▸ EJERCICIO
Prosigue la reseña sobre las películas de 365 días a partir de su última oración.

▸ FRAGMENTO DEL TEXTO
-*-*-
La historia de la primera 365 no es nada novedosa. Massimo es testigo del asesinato de su padre en el instante en el que vislumbra a lo lejos la silueta de Laura, la mujer de sus sueños. En los cinco años siguientes conjuga la asunción del poder en la mafia siciliana con la persecución de esa fantasía. La encuentra en un aeropuerto, la secuestra y la mantiene en cautiverio para que ella se enamore de él, para lo que le da un el plazo de 365 días. Laura es una chica común que vive en Varsovia, con un novio infiel y desinteresado, que cumple el encierro con una mezcla de enojo y sumisión. Lo que viene es, por supuesto, el enamoramiento, escalonado con gritos y maltratos, violaciones simuladas, excursiones a los lugares más espectaculares del mundo, dinero a raudales, y un erotismo filmado y musicalizado de la peor manera. Todo resulta un aglomerado de planos estilo wallpaper, una versión infantil de la mafia, diálogos banales y actuaciones espantosas. Pese a ello, la película exhibe una confianza descarada en que detrás de los clips eróticos hay una historia de amor que debería importarle al espectador.
Como no podía ser de otra manera, aquellos primeros 365 días terminan en suspenso sobre el destino de Laura, que esta secuela -todavía en el podio de Netflix- despacha con una oportuna elipsis y la instalación del secreto de un embarazo perdido. Con el correr de los minutos descubrimos que ni el embarazo ni el secreto importan demasiado, porque esta historia es aún más ridícula que la primera: hermanos gemelos, jardineros sexies, mafiosos españoles y Ferraris último modelo. Nuevamente la ecuación es “sexo+consumo”, ya sea en una luna de miel a bordo de un yate o en una huida a una isla paradisíaca por una infidelidad. Este devenir confirma que este nuevo estadio del softcore está más cerca de la telenovela en su versión más superficial y maniquea como lo ha sido la soap opera en la narrativa estadounidense, que de cualquier otro género adulto. Sus protagonistas se asemejan a modelos de ropa interior cuyas emociones se encarnan en los filtros digitales que median sus poses en esos exteriores de ensueño.
-*-*-
▸ EXTRACTOS DE REGISTROS
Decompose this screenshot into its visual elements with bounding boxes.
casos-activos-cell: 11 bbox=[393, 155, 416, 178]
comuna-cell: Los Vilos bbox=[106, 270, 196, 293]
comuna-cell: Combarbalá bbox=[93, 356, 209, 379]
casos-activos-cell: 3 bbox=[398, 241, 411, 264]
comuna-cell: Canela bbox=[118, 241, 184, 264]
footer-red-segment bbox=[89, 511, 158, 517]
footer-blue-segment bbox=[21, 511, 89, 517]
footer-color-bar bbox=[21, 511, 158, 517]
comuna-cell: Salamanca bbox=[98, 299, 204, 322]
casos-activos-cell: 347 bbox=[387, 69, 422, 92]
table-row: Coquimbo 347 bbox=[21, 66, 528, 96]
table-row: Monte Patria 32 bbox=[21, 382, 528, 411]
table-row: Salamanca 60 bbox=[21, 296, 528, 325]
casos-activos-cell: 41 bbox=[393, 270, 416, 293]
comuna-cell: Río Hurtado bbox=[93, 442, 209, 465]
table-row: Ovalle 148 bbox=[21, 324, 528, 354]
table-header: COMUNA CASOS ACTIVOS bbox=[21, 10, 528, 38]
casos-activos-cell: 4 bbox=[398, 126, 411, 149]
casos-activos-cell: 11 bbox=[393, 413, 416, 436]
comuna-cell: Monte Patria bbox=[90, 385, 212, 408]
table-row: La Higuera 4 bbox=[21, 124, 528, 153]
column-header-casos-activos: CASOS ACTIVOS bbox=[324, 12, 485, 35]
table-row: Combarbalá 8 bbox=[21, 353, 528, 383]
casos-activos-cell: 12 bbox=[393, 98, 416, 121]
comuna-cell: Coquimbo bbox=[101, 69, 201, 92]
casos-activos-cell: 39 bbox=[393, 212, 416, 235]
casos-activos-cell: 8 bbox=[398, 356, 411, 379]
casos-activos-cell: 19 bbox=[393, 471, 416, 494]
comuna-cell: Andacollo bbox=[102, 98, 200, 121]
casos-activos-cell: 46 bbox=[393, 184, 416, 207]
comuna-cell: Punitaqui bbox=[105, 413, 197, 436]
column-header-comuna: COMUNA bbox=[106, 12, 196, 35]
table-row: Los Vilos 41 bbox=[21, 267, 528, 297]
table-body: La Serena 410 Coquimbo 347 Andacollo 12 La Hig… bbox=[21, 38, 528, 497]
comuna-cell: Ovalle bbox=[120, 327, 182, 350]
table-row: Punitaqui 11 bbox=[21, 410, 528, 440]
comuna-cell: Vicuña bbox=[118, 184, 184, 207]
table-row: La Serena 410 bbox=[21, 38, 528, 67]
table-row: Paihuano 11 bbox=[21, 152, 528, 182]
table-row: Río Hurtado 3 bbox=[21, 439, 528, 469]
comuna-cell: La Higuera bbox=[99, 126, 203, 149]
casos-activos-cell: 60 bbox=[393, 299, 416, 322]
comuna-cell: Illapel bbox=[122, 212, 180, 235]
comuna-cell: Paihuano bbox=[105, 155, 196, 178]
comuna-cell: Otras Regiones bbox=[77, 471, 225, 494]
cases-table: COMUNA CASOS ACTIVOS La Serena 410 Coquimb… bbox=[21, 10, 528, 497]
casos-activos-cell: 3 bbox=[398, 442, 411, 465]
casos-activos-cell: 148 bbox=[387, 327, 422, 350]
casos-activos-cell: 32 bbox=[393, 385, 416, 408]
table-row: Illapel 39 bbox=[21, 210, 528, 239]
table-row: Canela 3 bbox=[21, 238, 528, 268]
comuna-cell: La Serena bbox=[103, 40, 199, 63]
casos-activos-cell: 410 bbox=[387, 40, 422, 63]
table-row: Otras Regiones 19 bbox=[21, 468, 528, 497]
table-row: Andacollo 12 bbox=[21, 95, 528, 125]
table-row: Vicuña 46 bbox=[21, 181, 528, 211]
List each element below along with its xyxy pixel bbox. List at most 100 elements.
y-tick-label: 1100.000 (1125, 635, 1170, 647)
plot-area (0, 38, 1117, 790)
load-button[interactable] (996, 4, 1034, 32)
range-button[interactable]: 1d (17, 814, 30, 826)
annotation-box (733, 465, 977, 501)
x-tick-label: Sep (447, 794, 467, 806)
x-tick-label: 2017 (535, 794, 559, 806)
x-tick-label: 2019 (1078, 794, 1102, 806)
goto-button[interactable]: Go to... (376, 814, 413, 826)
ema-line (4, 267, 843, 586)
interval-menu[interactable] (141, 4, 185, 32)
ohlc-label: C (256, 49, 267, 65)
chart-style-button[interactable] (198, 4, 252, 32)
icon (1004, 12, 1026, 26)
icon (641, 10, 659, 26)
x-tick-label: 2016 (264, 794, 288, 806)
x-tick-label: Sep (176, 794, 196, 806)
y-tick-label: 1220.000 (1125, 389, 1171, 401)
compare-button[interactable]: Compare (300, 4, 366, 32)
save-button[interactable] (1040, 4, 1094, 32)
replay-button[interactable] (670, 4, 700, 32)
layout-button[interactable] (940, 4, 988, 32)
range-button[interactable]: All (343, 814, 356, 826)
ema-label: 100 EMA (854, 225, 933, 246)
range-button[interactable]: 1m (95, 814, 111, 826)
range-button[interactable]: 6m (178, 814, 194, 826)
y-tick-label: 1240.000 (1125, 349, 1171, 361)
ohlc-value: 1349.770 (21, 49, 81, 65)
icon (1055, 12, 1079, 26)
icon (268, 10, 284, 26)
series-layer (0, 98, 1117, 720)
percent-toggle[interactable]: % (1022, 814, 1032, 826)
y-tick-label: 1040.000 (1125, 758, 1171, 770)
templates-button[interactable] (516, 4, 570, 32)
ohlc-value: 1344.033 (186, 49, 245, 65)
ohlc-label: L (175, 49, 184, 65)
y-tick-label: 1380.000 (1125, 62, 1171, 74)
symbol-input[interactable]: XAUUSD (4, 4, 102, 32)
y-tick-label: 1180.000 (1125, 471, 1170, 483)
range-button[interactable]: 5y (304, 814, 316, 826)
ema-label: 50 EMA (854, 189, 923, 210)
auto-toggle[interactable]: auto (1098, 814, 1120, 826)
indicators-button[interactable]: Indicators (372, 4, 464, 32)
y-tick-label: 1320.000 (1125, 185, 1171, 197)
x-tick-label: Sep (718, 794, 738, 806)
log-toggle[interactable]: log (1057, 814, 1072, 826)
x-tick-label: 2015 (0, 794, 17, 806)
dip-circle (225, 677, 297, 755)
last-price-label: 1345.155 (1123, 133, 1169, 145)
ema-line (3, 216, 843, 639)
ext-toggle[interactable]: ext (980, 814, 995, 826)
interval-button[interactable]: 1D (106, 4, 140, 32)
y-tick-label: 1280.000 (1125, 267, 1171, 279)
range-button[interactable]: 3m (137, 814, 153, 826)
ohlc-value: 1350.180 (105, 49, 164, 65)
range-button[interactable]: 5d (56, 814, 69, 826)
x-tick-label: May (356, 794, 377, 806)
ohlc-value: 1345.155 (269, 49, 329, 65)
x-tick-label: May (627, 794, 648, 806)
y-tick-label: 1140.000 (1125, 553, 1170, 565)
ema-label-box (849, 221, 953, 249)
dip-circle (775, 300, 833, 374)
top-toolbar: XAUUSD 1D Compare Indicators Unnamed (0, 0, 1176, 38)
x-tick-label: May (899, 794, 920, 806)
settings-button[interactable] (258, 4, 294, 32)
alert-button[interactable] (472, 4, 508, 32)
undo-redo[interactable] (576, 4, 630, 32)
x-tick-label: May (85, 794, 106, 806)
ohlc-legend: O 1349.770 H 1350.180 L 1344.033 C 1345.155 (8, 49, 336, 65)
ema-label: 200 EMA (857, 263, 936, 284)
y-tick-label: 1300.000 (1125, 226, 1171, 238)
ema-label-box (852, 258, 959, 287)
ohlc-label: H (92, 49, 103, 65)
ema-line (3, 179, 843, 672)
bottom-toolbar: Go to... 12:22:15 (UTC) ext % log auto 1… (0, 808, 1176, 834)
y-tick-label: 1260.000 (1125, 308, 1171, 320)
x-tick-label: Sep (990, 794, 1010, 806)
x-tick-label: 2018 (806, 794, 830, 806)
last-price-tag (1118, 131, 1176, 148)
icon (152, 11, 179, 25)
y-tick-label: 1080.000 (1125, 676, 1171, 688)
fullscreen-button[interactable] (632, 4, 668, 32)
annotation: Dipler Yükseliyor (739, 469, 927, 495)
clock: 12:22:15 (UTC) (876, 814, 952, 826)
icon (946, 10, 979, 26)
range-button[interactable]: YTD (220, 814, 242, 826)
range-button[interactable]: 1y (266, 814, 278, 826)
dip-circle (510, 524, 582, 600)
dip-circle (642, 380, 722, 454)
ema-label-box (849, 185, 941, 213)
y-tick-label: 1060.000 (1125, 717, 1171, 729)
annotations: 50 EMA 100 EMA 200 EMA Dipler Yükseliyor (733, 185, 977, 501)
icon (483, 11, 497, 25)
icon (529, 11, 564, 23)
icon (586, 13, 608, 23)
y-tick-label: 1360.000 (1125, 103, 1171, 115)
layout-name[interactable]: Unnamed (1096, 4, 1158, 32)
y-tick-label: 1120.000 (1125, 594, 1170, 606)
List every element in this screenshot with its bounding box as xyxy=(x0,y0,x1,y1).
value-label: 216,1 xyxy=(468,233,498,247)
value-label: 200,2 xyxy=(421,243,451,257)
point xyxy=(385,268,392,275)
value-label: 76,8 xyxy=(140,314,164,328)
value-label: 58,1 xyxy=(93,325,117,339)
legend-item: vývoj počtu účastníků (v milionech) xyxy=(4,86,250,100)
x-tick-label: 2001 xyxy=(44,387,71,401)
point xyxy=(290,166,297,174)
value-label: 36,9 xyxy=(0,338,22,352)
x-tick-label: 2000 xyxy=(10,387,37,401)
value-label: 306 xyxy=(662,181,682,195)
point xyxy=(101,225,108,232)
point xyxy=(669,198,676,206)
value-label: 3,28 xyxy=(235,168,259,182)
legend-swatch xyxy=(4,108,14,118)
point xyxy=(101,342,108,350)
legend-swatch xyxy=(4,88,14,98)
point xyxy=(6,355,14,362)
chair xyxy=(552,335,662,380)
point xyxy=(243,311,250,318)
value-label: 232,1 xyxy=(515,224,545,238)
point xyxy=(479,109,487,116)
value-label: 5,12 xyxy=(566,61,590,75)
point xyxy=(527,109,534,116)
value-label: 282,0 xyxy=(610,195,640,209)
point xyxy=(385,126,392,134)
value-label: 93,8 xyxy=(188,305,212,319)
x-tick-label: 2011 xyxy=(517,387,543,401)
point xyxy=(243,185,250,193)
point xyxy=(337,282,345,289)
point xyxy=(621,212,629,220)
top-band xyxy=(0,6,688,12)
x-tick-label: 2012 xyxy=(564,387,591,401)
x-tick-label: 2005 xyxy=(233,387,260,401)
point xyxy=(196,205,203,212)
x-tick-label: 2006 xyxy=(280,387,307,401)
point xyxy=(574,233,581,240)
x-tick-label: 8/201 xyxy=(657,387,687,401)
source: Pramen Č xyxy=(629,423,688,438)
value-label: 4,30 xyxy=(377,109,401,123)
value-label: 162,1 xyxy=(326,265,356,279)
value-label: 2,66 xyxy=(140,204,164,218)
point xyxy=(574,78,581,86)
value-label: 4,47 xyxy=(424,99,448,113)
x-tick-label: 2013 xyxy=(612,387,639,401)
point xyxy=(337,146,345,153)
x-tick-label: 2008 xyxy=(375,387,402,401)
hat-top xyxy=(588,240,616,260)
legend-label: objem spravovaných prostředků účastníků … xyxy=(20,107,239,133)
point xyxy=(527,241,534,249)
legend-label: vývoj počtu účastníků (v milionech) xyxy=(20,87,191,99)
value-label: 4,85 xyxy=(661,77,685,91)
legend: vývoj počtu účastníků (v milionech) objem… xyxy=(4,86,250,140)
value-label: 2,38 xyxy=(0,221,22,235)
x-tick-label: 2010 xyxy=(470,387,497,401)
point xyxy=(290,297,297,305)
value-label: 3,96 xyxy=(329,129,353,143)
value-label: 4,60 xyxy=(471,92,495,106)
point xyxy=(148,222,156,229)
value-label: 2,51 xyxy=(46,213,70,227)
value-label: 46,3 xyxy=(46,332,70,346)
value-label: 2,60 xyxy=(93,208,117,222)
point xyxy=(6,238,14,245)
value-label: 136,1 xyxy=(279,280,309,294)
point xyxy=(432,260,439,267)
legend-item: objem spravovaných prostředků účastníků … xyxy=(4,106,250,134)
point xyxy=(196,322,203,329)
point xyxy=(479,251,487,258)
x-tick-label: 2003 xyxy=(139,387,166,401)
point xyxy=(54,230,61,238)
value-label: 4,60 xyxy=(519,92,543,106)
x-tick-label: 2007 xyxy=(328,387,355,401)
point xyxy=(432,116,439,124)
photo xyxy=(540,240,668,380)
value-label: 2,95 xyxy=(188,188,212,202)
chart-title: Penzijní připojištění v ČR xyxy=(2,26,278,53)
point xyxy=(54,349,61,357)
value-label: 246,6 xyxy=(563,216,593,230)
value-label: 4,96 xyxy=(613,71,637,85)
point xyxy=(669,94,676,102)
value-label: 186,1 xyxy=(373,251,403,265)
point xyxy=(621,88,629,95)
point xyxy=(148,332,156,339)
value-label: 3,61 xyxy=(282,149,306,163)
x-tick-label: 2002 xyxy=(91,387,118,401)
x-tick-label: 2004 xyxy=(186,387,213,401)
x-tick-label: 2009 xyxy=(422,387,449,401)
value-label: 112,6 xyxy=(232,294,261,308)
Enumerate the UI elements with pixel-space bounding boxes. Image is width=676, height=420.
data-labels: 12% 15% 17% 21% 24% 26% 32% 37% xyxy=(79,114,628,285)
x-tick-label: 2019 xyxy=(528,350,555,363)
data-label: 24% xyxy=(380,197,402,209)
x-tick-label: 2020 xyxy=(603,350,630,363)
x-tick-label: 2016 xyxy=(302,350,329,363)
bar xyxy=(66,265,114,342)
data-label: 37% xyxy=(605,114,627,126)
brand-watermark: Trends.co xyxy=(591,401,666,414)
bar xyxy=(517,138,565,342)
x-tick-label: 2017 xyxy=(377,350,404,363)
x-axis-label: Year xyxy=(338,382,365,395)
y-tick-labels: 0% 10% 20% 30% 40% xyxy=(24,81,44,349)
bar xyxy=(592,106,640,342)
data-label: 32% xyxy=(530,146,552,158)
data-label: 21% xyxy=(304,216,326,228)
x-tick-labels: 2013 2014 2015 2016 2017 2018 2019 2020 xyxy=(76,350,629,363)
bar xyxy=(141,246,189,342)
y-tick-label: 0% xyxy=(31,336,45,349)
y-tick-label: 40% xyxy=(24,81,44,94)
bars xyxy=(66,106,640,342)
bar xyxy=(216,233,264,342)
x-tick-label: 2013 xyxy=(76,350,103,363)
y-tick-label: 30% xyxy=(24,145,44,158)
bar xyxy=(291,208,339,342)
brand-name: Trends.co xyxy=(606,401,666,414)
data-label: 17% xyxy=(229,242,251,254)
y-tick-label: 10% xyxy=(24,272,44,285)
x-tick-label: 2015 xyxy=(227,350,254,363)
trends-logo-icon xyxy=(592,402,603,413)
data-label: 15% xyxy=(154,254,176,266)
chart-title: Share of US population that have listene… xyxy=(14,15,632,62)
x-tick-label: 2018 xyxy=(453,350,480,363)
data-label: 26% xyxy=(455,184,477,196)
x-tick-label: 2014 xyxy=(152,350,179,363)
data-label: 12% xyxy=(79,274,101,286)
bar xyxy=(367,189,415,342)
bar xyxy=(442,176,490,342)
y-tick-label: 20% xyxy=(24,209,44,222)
-*-*-
▸ RESPUESTA ESCRITA
El éxito de esta incursión en un erotismo de tiempos de Instagram descubre que detrás de esa promesa de fantasías prohibidas asoma en realidad la consigna de un matrimonio felizmente consumidor y sexualmente saludable. Al igual que la saga Crepúsculo había sido una reconversión del vampirismo a su versión célibe y conservadora –con una inmortalidad melancólica y despojada de cualquier anhelo de transgresión– esta heredera de Cincuenta sombras de Grey se apropia de ese melodrama de hoteles boutiques y autos último modelo para convertir el sueño de independencia de una chica polaca en el matrimonio con un capo mafia seductor y multimillonario. No hay mucho más que eso en la nueva 365 días: Aquel día: toda la intriga de los gemelos y las disputas de los clanes mafiosos tiene una construcción torpe e inverosímil, el clímax de peleas en ralenti y morisquetas en cuevas desiertas resulta entre catastrófico y risible, y el intento de humor con la segunda pareja que forman los mejores amigos Olga y Doménico, un chiste sin demasiada gracia.
El resultado es el de un algoritmo no demasiado audaz ni emancipador.